Work to complete:
1. According to the text on financing gaps for global health functions, why is E2Pi developing estimates of how much funding global functions need?
2. In the text on financing gaps for global health functions, rewrite the paragraph beginning "To address this problem" as a short bulleted list that keeps its main facts.

───── Quoted passage

Quantifying and closing the financing gaps
In their report, Global Health 2035, the Commission on Investing in Health called on the international community to increase support for the following core areas of health:
- Supporting global public goods such as research and development
- Managing global and cross-border threats such as antimicrobial resistance
- Fostering leadership and stewardship of the global health system.
The Evidence to Policy Initiative (E2Pi) advances evidence on these "global functions" of health that address transnational health challenges such as pandemic preparedness and R&D for poverty-related and neglected diseases. This project aims to quantify and close the financing gap for these critical yet underfunded global functions.
The Commission argued that support of these functions was necessary to achieve a “grand convergence” in health and prevent future threats. Yet our analysis of donor financing for health by function shows that only one-fifth of official development assistance for health is directed towards global functions, far less than what is needed.
To address this problem, E2Pi is conducting research to develop empirical estimates of how much funding is needed to support global functions. Our team is developing “price tags” for what it would cost to produce the vaccines, drugs, and diagnostic tools currently in the product development pipeline for epidemic and pandemic preparedness and for poverty-related and neglected diseases. We also are identifying mechanisms and policy solutions to help close financing gaps for these critical global functions.
E2Pi partners with SEEK Development and the Center for Policy Impact in Global Health at Duke University, which leads the project.

──────────
───── Data excerpts

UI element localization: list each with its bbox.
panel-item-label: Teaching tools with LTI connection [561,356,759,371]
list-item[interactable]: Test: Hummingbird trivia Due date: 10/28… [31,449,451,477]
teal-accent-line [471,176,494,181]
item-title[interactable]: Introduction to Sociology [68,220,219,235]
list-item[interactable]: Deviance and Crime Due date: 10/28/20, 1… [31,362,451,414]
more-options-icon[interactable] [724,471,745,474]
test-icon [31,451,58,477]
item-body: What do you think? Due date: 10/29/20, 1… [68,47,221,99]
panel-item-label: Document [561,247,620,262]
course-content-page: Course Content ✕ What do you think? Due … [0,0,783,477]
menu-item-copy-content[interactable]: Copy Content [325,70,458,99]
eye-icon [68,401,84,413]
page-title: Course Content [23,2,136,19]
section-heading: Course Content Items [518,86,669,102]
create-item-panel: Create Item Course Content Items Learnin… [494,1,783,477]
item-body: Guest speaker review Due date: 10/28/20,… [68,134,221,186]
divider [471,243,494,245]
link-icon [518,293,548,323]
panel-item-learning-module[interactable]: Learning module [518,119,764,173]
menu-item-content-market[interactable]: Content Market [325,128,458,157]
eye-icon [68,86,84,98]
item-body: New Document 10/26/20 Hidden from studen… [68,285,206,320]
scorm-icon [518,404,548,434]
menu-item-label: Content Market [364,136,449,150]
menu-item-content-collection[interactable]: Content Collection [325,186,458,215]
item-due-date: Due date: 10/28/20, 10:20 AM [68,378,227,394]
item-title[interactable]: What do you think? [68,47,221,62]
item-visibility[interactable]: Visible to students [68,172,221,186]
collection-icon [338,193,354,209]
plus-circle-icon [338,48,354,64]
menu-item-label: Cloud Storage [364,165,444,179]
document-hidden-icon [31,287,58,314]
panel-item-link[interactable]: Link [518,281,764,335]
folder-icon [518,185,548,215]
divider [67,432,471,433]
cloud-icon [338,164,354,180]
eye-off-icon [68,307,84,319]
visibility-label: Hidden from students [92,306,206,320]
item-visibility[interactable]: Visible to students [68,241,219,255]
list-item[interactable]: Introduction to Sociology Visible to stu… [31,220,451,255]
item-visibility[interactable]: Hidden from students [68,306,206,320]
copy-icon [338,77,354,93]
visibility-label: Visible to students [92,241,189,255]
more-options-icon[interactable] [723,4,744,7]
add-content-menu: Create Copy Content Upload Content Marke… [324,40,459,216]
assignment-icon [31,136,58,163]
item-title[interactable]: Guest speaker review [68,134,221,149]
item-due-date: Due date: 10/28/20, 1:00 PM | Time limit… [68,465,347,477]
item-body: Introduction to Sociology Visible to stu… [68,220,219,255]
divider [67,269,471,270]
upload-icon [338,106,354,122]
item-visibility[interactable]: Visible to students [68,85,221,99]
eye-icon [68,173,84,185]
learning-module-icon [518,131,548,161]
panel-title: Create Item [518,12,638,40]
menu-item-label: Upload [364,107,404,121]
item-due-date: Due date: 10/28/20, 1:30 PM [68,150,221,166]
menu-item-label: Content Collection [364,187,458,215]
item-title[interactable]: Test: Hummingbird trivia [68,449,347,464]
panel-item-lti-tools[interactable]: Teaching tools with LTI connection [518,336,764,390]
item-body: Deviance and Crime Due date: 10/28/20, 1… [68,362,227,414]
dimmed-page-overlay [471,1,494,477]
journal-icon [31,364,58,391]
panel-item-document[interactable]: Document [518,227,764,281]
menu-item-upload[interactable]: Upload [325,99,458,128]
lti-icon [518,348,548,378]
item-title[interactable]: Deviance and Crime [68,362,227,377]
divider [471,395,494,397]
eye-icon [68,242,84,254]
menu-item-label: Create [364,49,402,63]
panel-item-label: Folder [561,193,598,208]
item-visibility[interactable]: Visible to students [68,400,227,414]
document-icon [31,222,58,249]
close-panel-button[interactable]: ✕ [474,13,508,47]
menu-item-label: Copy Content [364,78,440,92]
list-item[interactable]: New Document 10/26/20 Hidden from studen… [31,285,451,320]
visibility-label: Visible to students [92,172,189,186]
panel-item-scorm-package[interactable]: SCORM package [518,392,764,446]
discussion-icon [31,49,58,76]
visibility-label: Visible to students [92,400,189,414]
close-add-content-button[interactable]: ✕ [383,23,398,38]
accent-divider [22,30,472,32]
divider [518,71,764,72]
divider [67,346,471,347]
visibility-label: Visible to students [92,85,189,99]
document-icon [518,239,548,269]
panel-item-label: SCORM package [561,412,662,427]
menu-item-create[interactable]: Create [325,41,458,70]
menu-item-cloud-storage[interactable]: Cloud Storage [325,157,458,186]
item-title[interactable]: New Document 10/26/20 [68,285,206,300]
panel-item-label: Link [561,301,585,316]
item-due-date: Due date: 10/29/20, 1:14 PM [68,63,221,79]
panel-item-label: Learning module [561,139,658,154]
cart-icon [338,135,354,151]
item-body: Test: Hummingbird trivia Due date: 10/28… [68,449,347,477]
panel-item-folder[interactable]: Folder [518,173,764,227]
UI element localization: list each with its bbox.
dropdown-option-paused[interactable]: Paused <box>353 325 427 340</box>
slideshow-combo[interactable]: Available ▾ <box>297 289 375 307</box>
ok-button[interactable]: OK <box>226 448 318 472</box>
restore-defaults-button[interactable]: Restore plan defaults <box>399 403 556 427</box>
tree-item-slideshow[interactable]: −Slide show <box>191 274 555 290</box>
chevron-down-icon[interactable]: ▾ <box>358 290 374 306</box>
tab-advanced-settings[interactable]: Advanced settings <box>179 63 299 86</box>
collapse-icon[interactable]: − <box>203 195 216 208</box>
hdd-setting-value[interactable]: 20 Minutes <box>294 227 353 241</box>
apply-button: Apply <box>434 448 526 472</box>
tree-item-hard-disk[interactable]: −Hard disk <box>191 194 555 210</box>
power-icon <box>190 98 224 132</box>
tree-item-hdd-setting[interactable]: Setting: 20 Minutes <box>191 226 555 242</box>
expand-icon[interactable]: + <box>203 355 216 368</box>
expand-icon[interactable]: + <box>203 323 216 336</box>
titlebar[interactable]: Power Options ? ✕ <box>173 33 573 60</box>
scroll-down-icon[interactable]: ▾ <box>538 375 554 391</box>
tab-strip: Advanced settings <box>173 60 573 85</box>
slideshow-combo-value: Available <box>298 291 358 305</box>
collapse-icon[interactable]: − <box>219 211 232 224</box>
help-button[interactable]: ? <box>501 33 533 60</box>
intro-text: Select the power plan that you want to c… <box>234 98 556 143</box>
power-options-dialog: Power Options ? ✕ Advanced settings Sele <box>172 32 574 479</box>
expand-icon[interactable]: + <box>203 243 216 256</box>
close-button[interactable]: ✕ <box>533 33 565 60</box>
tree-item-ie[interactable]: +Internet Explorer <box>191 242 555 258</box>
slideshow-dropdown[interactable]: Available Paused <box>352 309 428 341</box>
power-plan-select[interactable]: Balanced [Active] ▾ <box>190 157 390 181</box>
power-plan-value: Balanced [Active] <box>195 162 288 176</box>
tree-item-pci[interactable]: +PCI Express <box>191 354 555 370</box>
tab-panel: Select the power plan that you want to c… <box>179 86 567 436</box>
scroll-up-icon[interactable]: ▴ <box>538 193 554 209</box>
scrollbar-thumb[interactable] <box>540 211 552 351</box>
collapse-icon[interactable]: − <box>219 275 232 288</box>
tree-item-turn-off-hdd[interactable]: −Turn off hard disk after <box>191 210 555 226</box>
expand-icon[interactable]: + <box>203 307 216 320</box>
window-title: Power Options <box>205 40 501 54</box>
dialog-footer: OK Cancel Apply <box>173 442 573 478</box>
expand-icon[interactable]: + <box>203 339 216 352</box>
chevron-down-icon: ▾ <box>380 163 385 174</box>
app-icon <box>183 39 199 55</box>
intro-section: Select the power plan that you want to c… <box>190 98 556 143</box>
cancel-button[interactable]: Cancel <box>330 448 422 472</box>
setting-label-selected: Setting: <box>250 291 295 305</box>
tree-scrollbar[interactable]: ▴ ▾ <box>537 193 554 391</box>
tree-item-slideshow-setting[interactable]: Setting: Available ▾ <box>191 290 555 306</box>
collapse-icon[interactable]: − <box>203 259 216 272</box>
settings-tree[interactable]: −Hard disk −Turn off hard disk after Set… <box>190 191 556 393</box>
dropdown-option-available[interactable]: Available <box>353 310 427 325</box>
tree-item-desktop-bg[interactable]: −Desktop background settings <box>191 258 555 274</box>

──────────

Numbered responses:
1. E2Pi's analysis of donor financing for health by function found that only one-fifth of official development assistance for health goes to global functions, far less than what is needed. The research addresses this shortfall.

2.
- E2Pi is researching empirical estimates of the funding needed to support global functions.
- The team is developing "price tags" for producing the vaccines, drugs, and diagnostic tools now in the product development pipeline for epidemic and pandemic preparedness and for poverty-related and neglected diseases.
- It is also identifying mechanisms and policy solutions to help close financing gaps for these global functions.